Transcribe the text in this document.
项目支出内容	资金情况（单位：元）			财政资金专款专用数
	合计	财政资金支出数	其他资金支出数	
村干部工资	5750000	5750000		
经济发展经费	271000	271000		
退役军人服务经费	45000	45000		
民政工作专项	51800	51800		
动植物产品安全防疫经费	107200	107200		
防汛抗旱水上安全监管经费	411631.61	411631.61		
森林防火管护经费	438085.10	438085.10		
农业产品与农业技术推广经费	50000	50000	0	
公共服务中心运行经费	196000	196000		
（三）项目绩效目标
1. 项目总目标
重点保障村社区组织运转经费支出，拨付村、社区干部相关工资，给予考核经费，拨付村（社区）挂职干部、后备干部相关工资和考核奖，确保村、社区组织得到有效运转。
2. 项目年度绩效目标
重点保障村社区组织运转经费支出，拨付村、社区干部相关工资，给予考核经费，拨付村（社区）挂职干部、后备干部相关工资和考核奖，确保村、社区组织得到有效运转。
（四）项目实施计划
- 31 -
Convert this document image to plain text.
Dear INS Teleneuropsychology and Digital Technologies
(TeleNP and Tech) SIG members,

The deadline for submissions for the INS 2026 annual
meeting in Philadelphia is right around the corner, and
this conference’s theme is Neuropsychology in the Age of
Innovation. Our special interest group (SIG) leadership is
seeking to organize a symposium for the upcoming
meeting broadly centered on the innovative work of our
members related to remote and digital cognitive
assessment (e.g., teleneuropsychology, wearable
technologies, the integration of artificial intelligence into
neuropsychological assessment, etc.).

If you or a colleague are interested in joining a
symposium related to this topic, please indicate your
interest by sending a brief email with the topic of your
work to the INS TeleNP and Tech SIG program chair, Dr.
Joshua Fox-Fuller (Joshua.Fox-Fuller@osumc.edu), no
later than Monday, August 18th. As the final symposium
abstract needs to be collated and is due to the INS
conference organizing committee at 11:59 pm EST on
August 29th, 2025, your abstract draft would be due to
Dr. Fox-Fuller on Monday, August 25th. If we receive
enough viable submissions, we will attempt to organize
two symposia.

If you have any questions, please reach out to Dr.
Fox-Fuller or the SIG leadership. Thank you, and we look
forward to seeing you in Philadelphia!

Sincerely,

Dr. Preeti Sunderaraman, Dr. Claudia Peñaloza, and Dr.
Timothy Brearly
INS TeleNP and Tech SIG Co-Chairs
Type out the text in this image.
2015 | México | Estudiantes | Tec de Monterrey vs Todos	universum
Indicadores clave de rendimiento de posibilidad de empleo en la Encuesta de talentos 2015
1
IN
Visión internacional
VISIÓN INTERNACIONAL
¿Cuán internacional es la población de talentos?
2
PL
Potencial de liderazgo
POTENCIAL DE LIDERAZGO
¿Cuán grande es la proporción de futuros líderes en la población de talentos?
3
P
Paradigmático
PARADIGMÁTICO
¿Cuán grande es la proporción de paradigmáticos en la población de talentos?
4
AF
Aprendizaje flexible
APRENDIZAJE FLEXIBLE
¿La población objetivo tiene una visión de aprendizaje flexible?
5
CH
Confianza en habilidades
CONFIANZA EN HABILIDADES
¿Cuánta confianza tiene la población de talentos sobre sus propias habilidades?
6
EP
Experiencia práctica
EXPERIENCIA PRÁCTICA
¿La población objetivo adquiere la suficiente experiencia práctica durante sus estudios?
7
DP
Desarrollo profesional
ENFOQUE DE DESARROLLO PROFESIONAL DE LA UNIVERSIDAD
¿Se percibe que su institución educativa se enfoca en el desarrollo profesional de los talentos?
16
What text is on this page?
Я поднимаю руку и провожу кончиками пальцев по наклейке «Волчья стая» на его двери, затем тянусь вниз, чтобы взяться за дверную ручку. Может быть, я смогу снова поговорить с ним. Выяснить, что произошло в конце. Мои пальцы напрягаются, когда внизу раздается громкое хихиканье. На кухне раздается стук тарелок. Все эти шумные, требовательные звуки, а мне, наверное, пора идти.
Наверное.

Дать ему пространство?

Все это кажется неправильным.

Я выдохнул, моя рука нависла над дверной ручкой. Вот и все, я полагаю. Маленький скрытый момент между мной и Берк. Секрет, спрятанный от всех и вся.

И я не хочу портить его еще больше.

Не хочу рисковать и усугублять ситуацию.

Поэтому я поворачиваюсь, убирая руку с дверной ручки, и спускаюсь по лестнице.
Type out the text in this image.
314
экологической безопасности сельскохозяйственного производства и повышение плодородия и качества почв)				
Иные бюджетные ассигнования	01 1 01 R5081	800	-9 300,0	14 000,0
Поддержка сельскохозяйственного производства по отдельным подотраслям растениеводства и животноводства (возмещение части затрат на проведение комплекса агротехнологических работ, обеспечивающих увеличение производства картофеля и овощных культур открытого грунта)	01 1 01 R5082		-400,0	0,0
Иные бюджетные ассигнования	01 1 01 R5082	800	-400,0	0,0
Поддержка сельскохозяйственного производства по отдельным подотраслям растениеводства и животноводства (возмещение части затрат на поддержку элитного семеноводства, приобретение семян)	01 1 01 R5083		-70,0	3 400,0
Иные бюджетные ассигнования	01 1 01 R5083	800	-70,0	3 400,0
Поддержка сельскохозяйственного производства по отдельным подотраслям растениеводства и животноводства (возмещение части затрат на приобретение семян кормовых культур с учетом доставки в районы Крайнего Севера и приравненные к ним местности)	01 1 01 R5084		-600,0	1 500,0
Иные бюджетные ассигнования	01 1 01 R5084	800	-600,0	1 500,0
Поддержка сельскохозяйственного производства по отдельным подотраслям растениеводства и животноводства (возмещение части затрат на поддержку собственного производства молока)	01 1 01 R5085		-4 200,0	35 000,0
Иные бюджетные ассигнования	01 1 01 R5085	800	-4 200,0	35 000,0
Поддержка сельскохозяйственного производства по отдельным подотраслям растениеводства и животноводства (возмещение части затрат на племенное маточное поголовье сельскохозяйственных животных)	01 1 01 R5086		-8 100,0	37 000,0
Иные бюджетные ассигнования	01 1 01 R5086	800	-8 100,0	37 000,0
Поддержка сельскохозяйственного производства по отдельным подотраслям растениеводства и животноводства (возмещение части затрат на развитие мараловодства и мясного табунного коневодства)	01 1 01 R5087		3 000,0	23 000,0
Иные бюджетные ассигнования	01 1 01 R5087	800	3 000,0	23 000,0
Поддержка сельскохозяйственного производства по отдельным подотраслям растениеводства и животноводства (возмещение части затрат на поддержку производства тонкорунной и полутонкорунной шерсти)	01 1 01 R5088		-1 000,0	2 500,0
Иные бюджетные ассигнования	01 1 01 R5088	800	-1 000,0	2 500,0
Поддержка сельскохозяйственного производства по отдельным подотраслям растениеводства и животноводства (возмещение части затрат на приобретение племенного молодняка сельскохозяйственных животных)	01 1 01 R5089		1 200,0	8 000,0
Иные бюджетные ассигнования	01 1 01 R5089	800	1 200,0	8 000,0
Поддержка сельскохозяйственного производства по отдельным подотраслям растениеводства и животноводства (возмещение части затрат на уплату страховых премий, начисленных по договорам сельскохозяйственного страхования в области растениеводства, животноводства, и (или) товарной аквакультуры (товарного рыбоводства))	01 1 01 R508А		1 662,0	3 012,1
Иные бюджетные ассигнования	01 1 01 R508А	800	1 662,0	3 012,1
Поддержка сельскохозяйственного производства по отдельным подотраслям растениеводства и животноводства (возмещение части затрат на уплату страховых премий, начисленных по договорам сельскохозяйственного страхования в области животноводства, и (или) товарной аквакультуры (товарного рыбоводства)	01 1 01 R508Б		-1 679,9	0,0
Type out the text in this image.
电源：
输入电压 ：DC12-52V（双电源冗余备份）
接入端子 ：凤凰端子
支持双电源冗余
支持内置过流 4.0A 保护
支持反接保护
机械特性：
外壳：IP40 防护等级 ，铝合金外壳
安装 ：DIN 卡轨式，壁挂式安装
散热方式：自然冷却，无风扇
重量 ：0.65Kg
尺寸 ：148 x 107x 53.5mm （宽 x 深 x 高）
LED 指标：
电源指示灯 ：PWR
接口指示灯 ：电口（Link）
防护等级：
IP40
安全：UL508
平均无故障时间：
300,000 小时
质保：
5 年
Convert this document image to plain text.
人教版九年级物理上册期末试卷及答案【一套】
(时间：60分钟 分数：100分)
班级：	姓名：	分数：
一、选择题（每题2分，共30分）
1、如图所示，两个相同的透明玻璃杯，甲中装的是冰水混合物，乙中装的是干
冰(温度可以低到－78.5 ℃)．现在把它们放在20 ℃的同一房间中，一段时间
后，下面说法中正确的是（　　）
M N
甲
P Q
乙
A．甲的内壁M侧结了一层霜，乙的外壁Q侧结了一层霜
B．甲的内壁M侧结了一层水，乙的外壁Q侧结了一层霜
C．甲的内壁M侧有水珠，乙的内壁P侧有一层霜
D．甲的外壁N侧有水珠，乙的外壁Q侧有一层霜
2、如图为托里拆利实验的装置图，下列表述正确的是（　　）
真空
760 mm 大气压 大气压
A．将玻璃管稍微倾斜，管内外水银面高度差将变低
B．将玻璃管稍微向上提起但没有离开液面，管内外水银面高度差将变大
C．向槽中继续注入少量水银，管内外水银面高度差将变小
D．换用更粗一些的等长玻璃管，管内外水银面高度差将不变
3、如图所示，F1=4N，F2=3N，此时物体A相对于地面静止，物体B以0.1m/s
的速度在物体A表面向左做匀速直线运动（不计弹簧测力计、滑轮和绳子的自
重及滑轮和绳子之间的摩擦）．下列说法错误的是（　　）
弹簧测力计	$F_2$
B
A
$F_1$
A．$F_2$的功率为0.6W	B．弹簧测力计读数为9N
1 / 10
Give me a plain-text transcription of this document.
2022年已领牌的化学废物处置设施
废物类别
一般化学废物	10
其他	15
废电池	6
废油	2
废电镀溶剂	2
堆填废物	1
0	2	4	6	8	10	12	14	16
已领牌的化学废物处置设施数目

★ ★ ★

> [The exercise]:
Pull out each line containing the word "members" and copy it.

> [Solution for this exercise]:
(TeleNP and Tech) SIG members,
members related to remote and digital cognitive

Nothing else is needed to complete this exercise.